"""
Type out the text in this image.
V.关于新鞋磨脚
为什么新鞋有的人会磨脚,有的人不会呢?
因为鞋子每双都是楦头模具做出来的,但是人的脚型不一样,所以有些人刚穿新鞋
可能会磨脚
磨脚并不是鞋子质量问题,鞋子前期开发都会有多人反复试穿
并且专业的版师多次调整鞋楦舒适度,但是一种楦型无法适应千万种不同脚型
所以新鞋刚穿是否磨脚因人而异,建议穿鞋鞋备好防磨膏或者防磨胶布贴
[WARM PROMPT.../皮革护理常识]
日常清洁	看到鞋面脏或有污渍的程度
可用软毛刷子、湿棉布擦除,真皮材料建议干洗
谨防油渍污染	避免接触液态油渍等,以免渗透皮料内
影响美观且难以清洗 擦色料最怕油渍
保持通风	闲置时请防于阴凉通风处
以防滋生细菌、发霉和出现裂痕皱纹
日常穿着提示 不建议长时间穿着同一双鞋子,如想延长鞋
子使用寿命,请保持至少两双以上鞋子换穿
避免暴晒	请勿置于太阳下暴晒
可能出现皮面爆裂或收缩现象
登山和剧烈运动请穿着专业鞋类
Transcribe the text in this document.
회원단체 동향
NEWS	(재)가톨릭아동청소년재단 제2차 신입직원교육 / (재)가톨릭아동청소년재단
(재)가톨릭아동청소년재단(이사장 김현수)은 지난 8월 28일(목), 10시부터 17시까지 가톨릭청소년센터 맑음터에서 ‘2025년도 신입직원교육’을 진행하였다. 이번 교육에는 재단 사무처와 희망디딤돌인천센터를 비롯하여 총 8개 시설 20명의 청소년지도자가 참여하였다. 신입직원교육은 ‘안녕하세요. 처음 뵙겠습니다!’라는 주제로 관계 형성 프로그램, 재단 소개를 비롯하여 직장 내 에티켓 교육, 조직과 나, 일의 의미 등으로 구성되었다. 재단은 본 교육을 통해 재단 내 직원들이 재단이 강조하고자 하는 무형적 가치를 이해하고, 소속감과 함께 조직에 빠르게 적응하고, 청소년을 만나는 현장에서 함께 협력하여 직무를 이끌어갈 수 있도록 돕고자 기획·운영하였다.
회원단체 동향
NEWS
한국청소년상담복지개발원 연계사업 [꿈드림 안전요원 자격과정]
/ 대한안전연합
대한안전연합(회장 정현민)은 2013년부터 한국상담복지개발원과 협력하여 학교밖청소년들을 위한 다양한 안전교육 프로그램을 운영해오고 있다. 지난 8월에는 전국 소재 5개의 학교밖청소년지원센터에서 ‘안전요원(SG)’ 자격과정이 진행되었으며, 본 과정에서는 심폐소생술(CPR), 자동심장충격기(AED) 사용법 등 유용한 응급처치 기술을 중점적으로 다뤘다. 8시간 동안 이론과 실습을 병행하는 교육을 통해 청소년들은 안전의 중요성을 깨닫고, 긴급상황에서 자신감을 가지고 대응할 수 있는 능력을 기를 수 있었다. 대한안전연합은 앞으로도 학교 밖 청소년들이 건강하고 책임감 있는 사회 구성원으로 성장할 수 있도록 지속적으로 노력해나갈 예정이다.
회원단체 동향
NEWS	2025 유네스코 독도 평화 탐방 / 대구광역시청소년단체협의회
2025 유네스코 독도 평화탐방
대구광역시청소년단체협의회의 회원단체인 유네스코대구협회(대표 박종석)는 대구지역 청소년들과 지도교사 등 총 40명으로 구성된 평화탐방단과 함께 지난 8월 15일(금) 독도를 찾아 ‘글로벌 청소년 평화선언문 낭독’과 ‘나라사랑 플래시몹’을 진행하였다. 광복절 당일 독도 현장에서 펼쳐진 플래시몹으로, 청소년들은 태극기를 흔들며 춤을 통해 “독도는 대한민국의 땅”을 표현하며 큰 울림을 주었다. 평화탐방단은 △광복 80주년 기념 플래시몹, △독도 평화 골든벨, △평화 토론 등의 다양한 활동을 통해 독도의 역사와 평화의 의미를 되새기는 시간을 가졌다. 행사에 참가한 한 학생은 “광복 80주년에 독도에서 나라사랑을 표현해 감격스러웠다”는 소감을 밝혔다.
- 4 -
"""
[Exercise requirements] Your task is to output all of the data above word for word.

[Problem solution]
Type out the text in this image.
V.关于新鞋磨脚
为什么新鞋有的人会磨脚,有的人不会呢?
因为鞋子每双都是楦头模具做出来的,但是人的脚型不一样,所以有些人刚穿新鞋
可能会磨脚
磨脚并不是鞋子质量问题,鞋子前期开发都会有多人反复试穿
并且专业的版师多次调整鞋楦舒适度,但是一种楦型无法适应千万种不同脚型
所以新鞋刚穿是否磨脚因人而异,建议穿鞋鞋备好防磨膏或者防磨胶布贴
[WARM PROMPT.../皮革护理常识]
日常清洁	看到鞋面脏或有污渍的程度
可用软毛刷子、湿棉布擦除,真皮材料建议干洗
谨防油渍污染	避免接触液态油渍等,以免渗透皮料内
影响美观且难以清洗 擦色料最怕油渍
保持通风	闲置时请防于阴凉通风处
以防滋生细菌、发霉和出现裂痕皱纹
日常穿着提示 不建议长时间穿着同一双鞋子,如想延长鞋
子使用寿命,请保持至少两双以上鞋子换穿
避免暴晒	请勿置于太阳下暴晒
可能出现皮面爆裂或收缩现象
登山和剧烈运动请穿着专业鞋类
Transcribe the text in this document.
회원단체 동향
NEWS	(재)가톨릭아동청소년재단 제2차 신입직원교육 / (재)가톨릭아동청소년재단
(재)가톨릭아동청소년재단(이사장 김현수)은 지난 8월 28일(목), 10시부터 17시까지 가톨릭청소년센터 맑음터에서 ‘2025년도 신입직원교육’을 진행하였다. 이번 교육에는 재단 사무처와 희망디딤돌인천센터를 비롯하여 총 8개 시설 20명의 청소년지도자가 참여하였다. 신입직원교육은 ‘안녕하세요. 처음 뵙겠습니다!’라는 주제로 관계 형성 프로그램, 재단 소개를 비롯하여 직장 내 에티켓 교육, 조직과 나, 일의 의미 등으로 구성되었다. 재단은 본 교육을 통해 재단 내 직원들이 재단이 강조하고자 하는 무형적 가치를 이해하고, 소속감과 함께 조직에 빠르게 적응하고, 청소년을 만나는 현장에서 함께 협력하여 직무를 이끌어갈 수 있도록 돕고자 기획·운영하였다.
회원단체 동향
NEWS
한국청소년상담복지개발원 연계사업 [꿈드림 안전요원 자격과정]
/ 대한안전연합
대한안전연합(회장 정현민)은 2013년부터 한국상담복지개발원과 협력하여 학교밖청소년들을 위한 다양한 안전교육 프로그램을 운영해오고 있다. 지난 8월에는 전국 소재 5개의 학교밖청소년지원센터에서 ‘안전요원(SG)’ 자격과정이 진행되었으며, 본 과정에서는 심폐소생술(CPR), 자동심장충격기(AED) 사용법 등 유용한 응급처치 기술을 중점적으로 다뤘다. 8시간 동안 이론과 실습을 병행하는 교육을 통해 청소년들은 안전의 중요성을 깨닫고, 긴급상황에서 자신감을 가지고 대응할 수 있는 능력을 기를 수 있었다. 대한안전연합은 앞으로도 학교 밖 청소년들이 건강하고 책임감 있는 사회 구성원으로 성장할 수 있도록 지속적으로 노력해나갈 예정이다.
회원단체 동향
NEWS	2025 유네스코 독도 평화 탐방 / 대구광역시청소년단체협의회
2025 유네스코 독도 평화탐방
대구광역시청소년단체협의회의 회원단체인 유네스코대구협회(대표 박종석)는 대구지역 청소년들과 지도교사 등 총 40명으로 구성된 평화탐방단과 함께 지난 8월 15일(금) 독도를 찾아 ‘글로벌 청소년 평화선언문 낭독’과 ‘나라사랑 플래시몹’을 진행하였다. 광복절 당일 독도 현장에서 펼쳐진 플래시몹으로, 청소년들은 태극기를 흔들며 춤을 통해 “독도는 대한민국의 땅”을 표현하며 큰 울림을 주었다. 평화탐방단은 △광복 80주년 기념 플래시몹, △독도 평화 골든벨, △평화 토론 등의 다양한 활동을 통해 독도의 역사와 평화의 의미를 되새기는 시간을 가졌다. 행사에 참가한 한 학생은 “광복 80주년에 독도에서 나라사랑을 표현해 감격스러웠다”는 소감을 밝혔다.
- 4 -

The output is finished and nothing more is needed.